━━━ Data provided
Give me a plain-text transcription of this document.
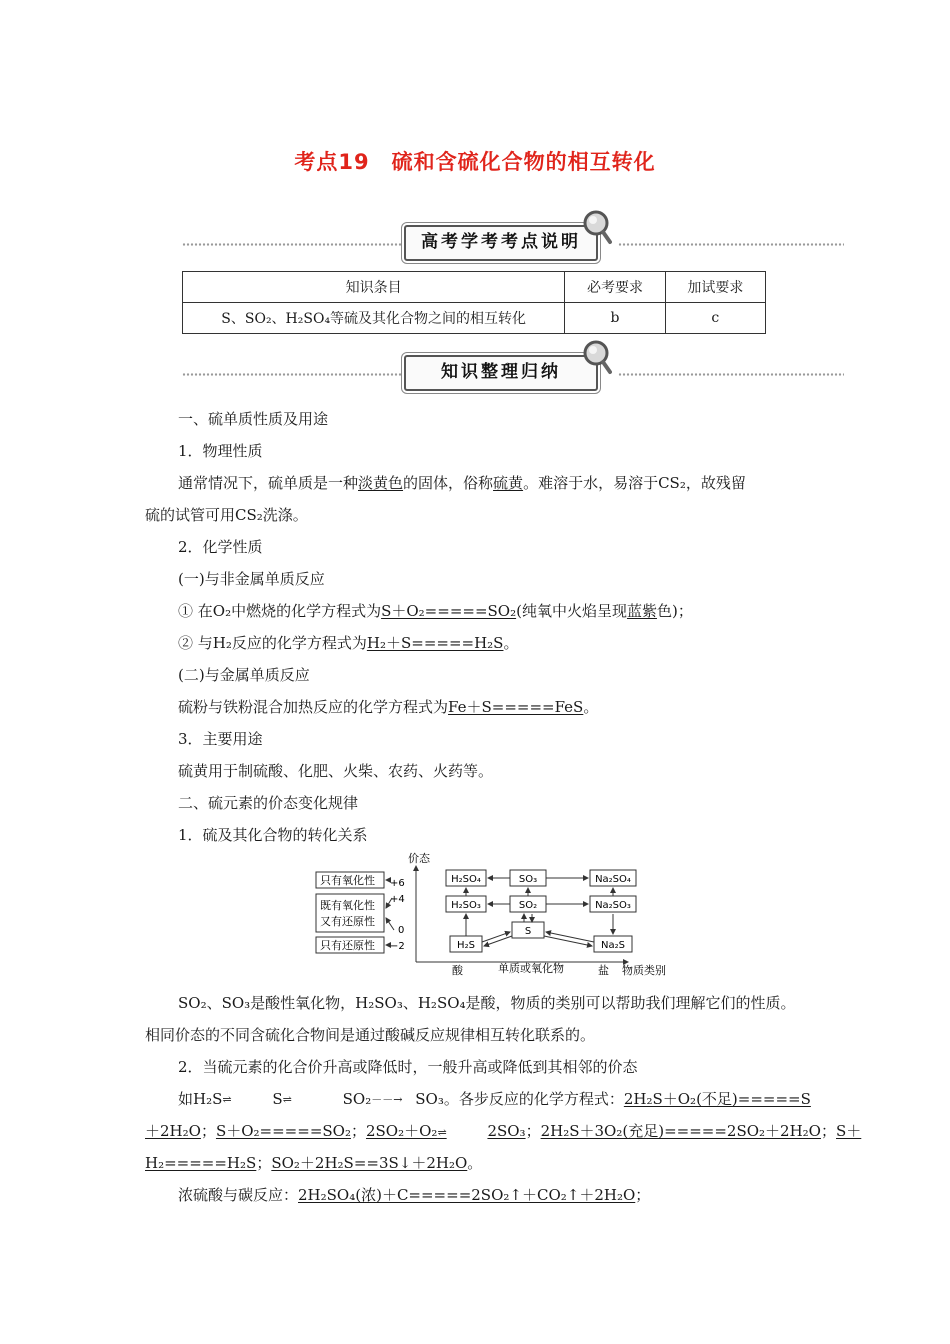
考点19　硫和含硫化合物的相互转化
高考学考考点说明
知识条目	必考要求	加试要求
S、SO₂、H₂SO₄等硫及其化合物之间的相互转化	b	c
知识整理归纳
一、硫单质性质及用途
1．物理性质
通常情况下，硫单质是一种淡黄色的固体，俗称硫黄。难溶于水，易溶于CS₂，故残留
硫的试管可用CS₂洗涤。
2．化学性质
(一)与非金属单质反应
① 在O₂中燃烧的化学方程式为S＋O₂=====SO₂(纯氧中火焰呈现蓝紫色)；
② 与H₂反应的化学方程式为H₂＋S=====H₂S。
(二)与金属单质反应
硫粉与铁粉混合加热反应的化学方程式为Fe＋S=====FeS。
3．主要用途
硫黄用于制硫酸、化肥、火柴、农药、火药等。
二、硫元素的价态变化规律
1．硫及其化合物的转化关系
价态
物质类别
+6
+4
0
−2
酸	单质或氧化物	盐
只有氧化性
既有氧化性
又有还原性
只有还原性
H₂SO₄
H₂SO₃
H₂S
SO₃
SO₂
S
Na₂SO₄
Na₂SO₃
Na₂S
SO₂、SO₃是酸性氧化物，H₂SO₃、H₂SO₄是酸，物质的类别可以帮助我们理解它们的性质。
相同价态的不同含硫化合物间是通过酸碱反应规律相互转化联系的。
2．当硫元素的化合价升高或降低时，一般升高或降低到其相邻的价态
如H₂S⇌	S⇌	SO₂－－→ SO₃。各步反应的化学方程式：2H₂S＋O₂(不足)=====S
＋2H₂O；S＋O₂=====SO₂；2SO₂＋O₂⇌	2SO₃；2H₂S＋3O₂(充足)=====2SO₂＋2H₂O；S＋
H₂=====H₂S；SO₂＋2H₂S==3S↓＋2H₂O。
浓硫酸与碳反应：2H₂SO₄(浓)＋C=====2SO₂↑＋CO₂↑＋2H₂O；
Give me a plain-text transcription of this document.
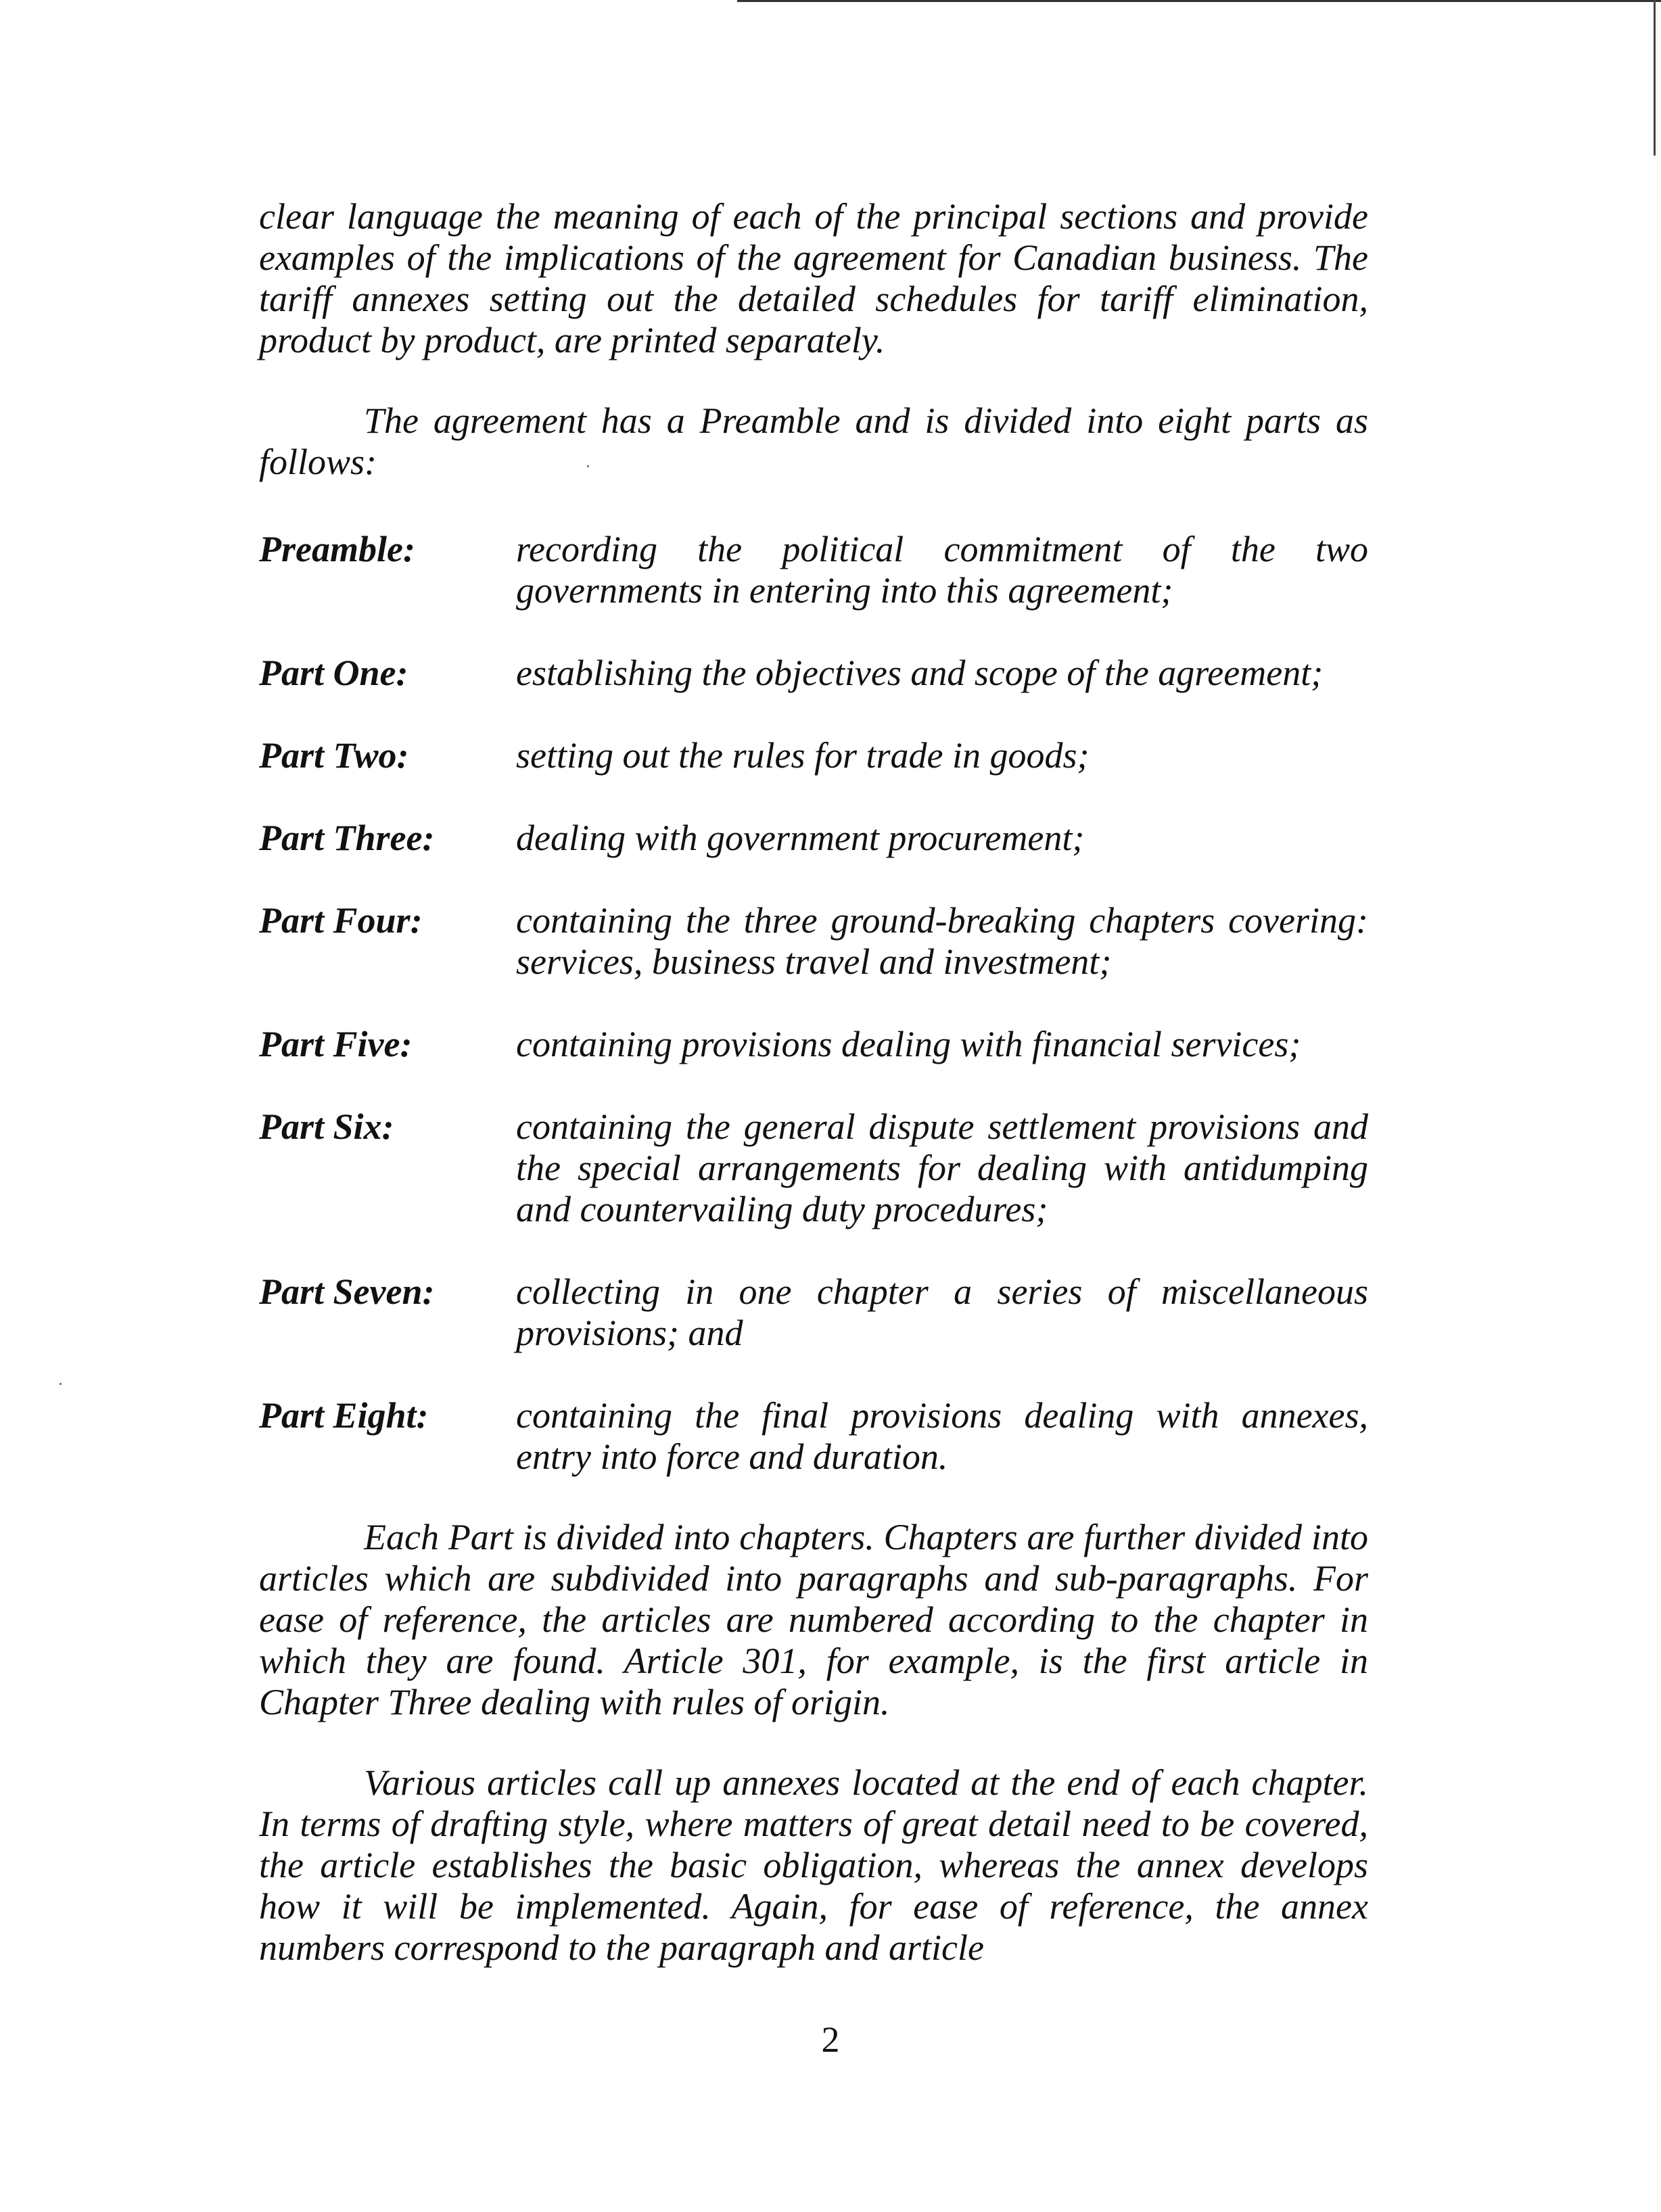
clear language the meaning of each of the principal sections and provide examples of the implications of the agreement for Canadian business. The tariff annexes setting out the detailed schedules for tariff elimination, product by product, are printed separately.

The agreement has a Preamble and is divided into eight parts as follows:

Preamble:	recording the political commitment of the two governments in entering into this agreement;
Part One:	establishing the objectives and scope of the agreement;
Part Two:	setting out the rules for trade in goods;
Part Three:	dealing with government procurement;
Part Four:	containing the three ground-breaking chapters covering: services, business travel and investment;
Part Five:	containing provisions dealing with financial services;
Part Six:	containing the general dispute settlement provisions and the special arrangements for dealing with antidumping and countervailing duty procedures;
Part Seven:	collecting in one chapter a series of miscellaneous provisions; and
Part Eight:	containing the final provisions dealing with annexes, entry into force and duration.

Each Part is divided into chapters. Chapters are further divided into articles which are subdivided into paragraphs and sub-paragraphs. For ease of reference, the articles are numbered according to the chapter in which they are found. Article 301, for example, is the first article in Chapter Three dealing with rules of origin.

Various articles call up annexes located at the end of each chapter. In terms of drafting style, where matters of great detail need to be covered, the article establishes the basic obligation, whereas the annex develops how it will be implemented. Again, for ease of reference, the annex numbers correspond to the paragraph and article

2
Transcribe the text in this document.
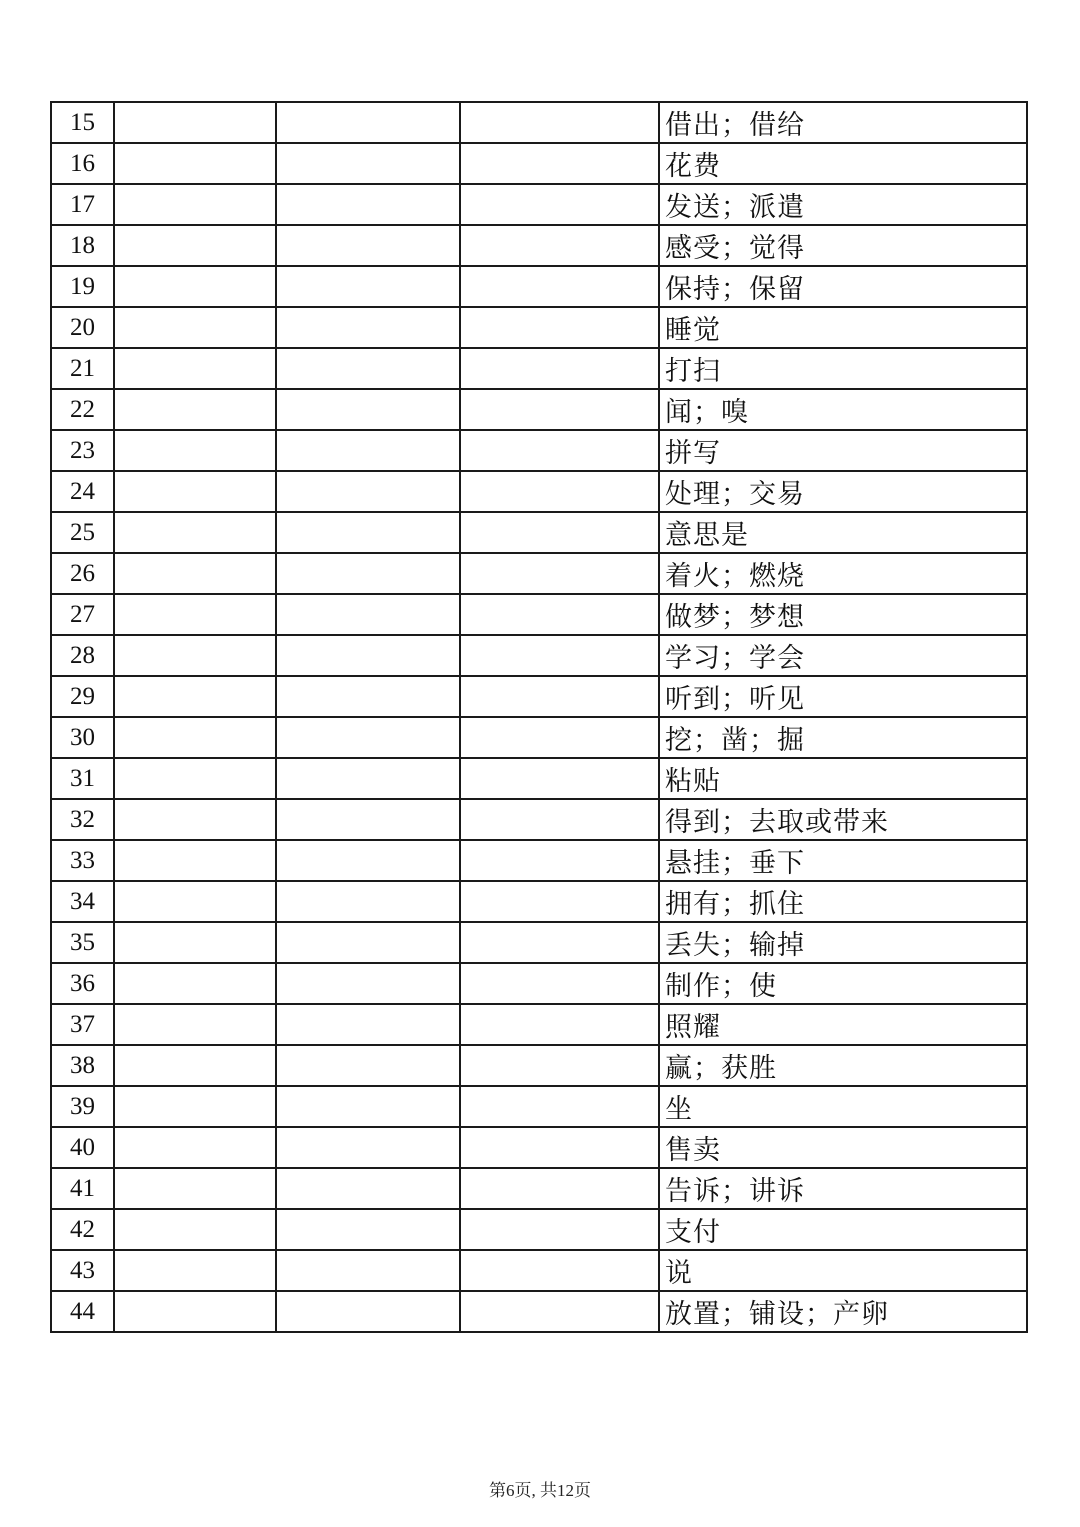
15				借出；借给
16				花费
17				发送；派遣
18				感受；觉得
19				保持；保留
20				睡觉
21				打扫
22				闻；嗅
23				拼写
24				处理；交易
25				意思是
26				着火；燃烧
27				做梦；梦想
28				学习；学会
29				听到；听见
30				挖；凿；掘
31				粘贴
32				得到；去取或带来
33				悬挂；垂下
34				拥有；抓住
35				丢失；输掉
36				制作；使
37				照耀
38				赢；获胜
39				坐
40				售卖
41				告诉；讲诉
42				支付
43				说
44				放置；铺设；产卵
第6页, 共12页
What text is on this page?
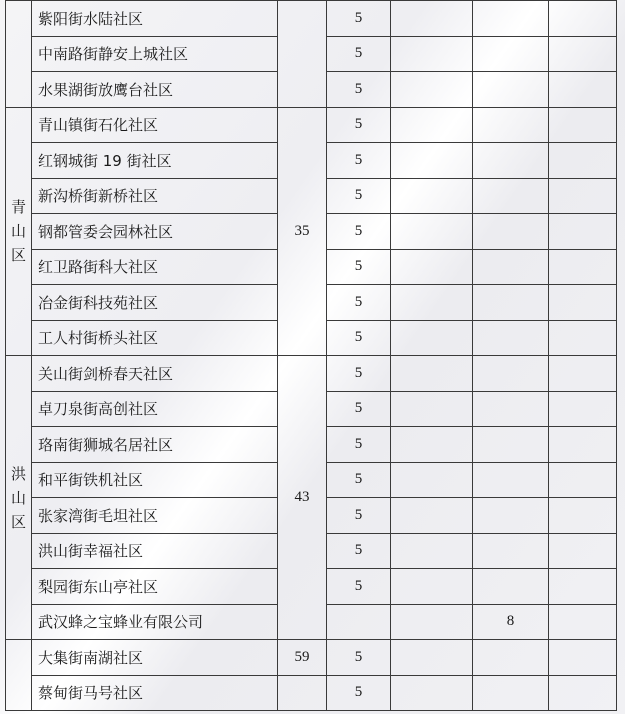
	紫阳街水陆社区		5			
	中南路街静安上城社区		5			
	水果湖街放鹰台社区		5			

青
山
区	青山镇街石化社区	35	5			
	红钢城街 19 街社区		5			
	新沟桥街新桥社区		5			
	钢都管委会园林社区		5			
	红卫路街科大社区		5			
	冶金街科技苑社区		5			
	工人村街桥头社区		5			

洪
山
区	关山街剑桥春天社区	43	5			
	卓刀泉街高创社区		5			
	珞南街狮城名居社区		5			
	和平街铁机社区		5			
	张家湾街毛坦社区		5			
	洪山街幸福社区		5			
	梨园街东山亭社区		5			
	武汉蜂之宝蜂业有限公司				8	
	大集街南湖社区	59	5			
	蔡甸街马号社区		5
━━━━━━
### Exercise requirements
Across the material above, count every line holding "text" and write down only the number.

### Written response
4